■ TEXT
Was passierte am „Karfreitag“?
Jesus Tod wird in der Bibel recht dürftig beschrieben. Nach dem Johannes Evangelium wurde der bereits tote Jesus von Soldaten erstochen. Das ist unwahrscheinlich, denn Jesus hing erst drei Stunden am Kreuz. Das ist zu kurz, um dort zu verschmachten. Anderseits war nach dem mosaischen Gesetz das Hängenlassen Gekreuzigter über Nacht verboten (5. Mose 21,22) Überdies wäre der Abnehmende als unrein vom knapp bevorstehenden Sabbat ausgeschlossen gewesen. Vielleicht haben die Soldaten doch keinen toten, sondern einen lebenden Jesus erstochen? Dieser Frage ging der deutsche Historiker Johannes Fried in dem soeben erschienenen Buch „Kein Tod auf Golgatha“ auf den Grund.
„Und sogleich floss Blut und Wasser heraus“ schmückt Johannes dieses Ereignis aus. Der auch weiß, warum dieser Stich notwendig war: „Damit sich das Schriftwort erfüllt“. Denn in der Bibel steht: “ Sie werden auf den blicken, den sie durchbohrt haben“ (Sacharja 12,10). Nach Fried hat Jesus somit diese Prophezeiung das Leben gerettet. Denn Jesus konnte in so kurzer Zeit nicht schon tot sein. Über dieses rasche Ende war nicht nur Pilatus im Markus – Evangelium (Mk 15, 44) verwundert. Seither haben viele Gelehrte darüber gegrübelt.
Fried präsentiert dafür eine plausible medizinische Erklärung. Er folgt dabei den medizinischen Berichten von Maximilian Ledochowskis und Dietmar Fuchs. Die haben 2014 „Die Auferstehung Christi aus medizinischer Sicht“ veröffentlicht. Nach deren Interpretation des Johannesevangeliums erlitt Jesus durch das Auspeitschen einen Rippenbruch mit einer Verletzung des Rippenfells. Ein Pleuraerguss führte zu Atemnot, die noch durch den Stress der Kreuzigung gesteigert wurde.

■ AUFGABE A
Welchen Titel trägt das Buch von Johannes Fried, das im Text zum Karfreitag genannt wird?
■ AUFGABE B
Erkläre bitte in ein bis drei Sätzen, warum der Text zum Karfreitag es für unwahrscheinlich hält, dass die Soldaten einen bereits toten Jesus erstochen haben.
■ AUFGABE C
Führe den Text zum Karfreitag nach seinem letzten Satz um einige Sätze fort.

■ VORLIEGENDES MATERIAL
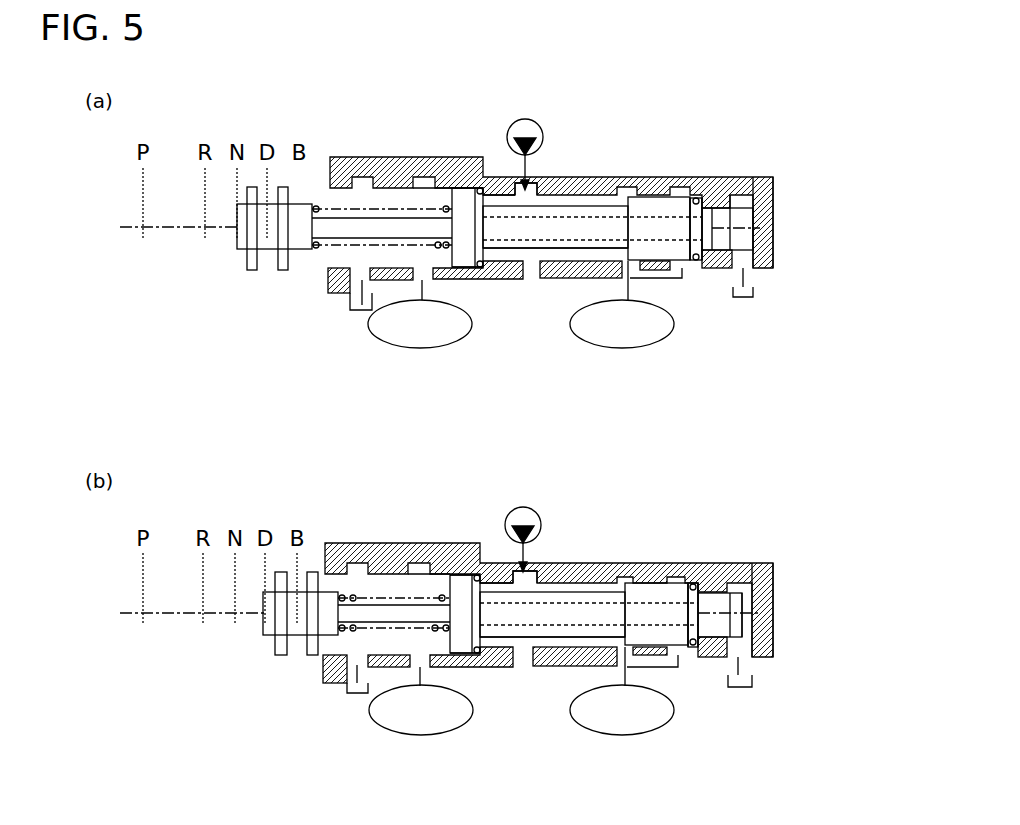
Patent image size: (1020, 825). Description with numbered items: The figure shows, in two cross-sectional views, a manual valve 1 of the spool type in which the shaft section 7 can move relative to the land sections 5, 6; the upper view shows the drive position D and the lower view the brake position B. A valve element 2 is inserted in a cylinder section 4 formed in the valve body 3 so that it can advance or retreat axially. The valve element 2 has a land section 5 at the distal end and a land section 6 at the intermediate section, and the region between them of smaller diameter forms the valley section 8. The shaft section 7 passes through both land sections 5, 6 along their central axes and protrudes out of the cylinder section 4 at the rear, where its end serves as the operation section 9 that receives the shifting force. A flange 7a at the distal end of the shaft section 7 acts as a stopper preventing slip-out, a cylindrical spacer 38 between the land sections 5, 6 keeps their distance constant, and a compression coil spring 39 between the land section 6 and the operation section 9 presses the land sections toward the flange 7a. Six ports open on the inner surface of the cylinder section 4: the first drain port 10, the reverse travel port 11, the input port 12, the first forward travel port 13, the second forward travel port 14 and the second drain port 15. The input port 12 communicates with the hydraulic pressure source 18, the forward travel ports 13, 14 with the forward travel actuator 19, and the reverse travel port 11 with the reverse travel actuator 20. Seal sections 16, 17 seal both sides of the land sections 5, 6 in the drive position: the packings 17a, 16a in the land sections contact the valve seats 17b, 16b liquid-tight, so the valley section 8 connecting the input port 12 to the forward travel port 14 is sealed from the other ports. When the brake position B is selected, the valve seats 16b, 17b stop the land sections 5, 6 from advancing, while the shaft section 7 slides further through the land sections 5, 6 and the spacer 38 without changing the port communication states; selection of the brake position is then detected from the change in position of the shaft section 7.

The manual valve 1 is at (328, 140).
The valve element 2 is at (722, 220).
The valve body 3 is at (742, 177).
The cylinder section 4 is at (600, 188).
The land section 5 is at (650, 197).
The land section 6 is at (458, 166).
The shaft section 7 is at (333, 233).
The flange 7a is at (752, 198).
The valley section 8 is at (590, 252).
The operation section 9 is at (252, 272).
The first drain port 10 is at (347, 275).
The reverse travel port 11 is at (424, 282).
The input port 12 is at (530, 182).
The first forward travel port 13 is at (622, 272).
The second forward travel port 14 is at (690, 268).
The second drain port 15 is at (768, 242).
The seal section 16 is at (698, 260).
The packing 16a is at (683, 197).
The valve seat 16b is at (708, 197).
The seal section 17 is at (483, 268).
The packing 17a is at (430, 166).
The valve seat 17b is at (489, 165).
The hydraulic pressure source 18 is at (538, 124).
The forward travel actuator 19 is at (622, 348).
The reverse travel actuator 20 is at (421, 348).
The cylindrical spacer 38 is at (525, 232).
The compression coil spring 39 is at (336, 165).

■ ANTWORT A
„Kein Tod auf Golgatha“

■ ANTWORT B
Jesus hing erst drei Stunden am Kreuz. Diese Zeit ist zu kurz, um dort zu verschmachten.

■ ANTWORT C
Ein Soldat als Lebensretter
Das mündete in einer bedrohlichen Hyperkapnie – dem Anstieg des Kohlendioxids in der Lunge – hervorgerufen durch eine reflexhaft verstärkte Atmung, um dieses Kolendioxid abzuatmen. Durch diese fiel Jesus am Kreuz in eine todesähnliche Kohlendioxidnarkose. Nur eine gezielte Punktion konnte ihm das Leben retten. Und genau dafür sorgte der Lanzenstich des zur Bewachung der Gekreuzigten ausgesandten Soldaten. Möglicherweise einer von der Tempelwache aus Jerusalem, der dafür sorgen sollte, dass Jesus noch bei Tageslicht tot und begraben ist.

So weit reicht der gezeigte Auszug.